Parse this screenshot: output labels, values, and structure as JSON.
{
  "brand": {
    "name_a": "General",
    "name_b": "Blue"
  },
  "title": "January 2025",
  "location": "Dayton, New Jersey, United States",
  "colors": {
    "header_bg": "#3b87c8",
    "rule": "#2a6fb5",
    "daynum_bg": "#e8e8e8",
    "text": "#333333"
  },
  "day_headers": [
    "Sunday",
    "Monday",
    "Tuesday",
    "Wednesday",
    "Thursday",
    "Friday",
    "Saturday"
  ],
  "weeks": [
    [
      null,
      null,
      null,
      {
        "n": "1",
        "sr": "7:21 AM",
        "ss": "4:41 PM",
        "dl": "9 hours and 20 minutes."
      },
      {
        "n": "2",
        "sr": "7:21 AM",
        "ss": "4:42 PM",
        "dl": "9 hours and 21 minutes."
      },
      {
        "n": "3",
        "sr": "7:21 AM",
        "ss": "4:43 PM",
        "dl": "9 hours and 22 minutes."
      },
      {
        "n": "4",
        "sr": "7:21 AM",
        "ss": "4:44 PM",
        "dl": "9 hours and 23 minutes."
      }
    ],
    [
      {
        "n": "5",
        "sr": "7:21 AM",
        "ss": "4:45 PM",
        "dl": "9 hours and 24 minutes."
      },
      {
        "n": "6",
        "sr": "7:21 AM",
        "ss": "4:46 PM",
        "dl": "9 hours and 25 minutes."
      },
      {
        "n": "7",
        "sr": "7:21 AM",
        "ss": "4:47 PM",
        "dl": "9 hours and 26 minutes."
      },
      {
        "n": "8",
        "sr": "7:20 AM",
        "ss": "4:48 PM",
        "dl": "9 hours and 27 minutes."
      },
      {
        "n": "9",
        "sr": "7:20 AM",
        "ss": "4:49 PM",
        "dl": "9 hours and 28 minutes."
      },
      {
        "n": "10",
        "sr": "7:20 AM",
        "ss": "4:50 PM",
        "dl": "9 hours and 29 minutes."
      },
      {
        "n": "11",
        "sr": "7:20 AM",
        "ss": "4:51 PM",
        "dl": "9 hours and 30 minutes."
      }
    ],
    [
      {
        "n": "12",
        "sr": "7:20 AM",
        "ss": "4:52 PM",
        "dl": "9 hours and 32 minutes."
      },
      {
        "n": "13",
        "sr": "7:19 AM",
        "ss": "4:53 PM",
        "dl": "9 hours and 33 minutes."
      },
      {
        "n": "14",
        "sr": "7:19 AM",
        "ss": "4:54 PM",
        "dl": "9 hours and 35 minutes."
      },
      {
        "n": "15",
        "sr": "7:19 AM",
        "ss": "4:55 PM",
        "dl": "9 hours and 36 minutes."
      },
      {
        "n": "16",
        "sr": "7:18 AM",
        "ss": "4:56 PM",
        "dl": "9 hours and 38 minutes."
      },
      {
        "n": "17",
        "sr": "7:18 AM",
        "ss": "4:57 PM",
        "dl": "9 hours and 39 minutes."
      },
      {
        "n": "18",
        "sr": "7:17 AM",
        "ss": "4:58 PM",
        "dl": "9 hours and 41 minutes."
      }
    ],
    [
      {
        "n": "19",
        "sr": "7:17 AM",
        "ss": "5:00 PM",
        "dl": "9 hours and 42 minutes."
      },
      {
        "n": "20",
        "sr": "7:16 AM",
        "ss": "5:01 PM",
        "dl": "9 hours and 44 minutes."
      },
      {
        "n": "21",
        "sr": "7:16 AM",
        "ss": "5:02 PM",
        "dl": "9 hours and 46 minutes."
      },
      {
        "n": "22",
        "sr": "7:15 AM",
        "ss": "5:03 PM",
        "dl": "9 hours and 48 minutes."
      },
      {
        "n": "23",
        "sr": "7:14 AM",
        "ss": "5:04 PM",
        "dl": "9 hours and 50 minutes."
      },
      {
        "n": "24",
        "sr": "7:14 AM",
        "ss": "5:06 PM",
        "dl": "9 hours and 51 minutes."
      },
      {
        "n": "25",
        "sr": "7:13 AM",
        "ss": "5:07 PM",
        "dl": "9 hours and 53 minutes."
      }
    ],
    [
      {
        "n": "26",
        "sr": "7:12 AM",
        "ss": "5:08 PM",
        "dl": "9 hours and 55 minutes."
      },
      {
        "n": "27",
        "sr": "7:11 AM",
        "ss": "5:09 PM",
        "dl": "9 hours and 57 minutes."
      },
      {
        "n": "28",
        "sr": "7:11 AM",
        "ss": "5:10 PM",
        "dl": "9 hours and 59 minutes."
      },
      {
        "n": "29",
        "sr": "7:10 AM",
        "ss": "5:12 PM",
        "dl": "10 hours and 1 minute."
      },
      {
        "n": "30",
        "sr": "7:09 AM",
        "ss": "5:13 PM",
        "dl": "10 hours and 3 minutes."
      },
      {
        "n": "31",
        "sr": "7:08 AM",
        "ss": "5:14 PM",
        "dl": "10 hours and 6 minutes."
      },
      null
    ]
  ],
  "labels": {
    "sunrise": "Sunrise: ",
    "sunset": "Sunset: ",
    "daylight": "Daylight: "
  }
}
+ + +
### EXERCISE OBJECTIVE
In the records, locate each line holding the string "labels" and copy it.

### SOLUTION TO THIS EXERCISE
Parse this screenshot: output labels, values, and structure as JSON.
  "labels": {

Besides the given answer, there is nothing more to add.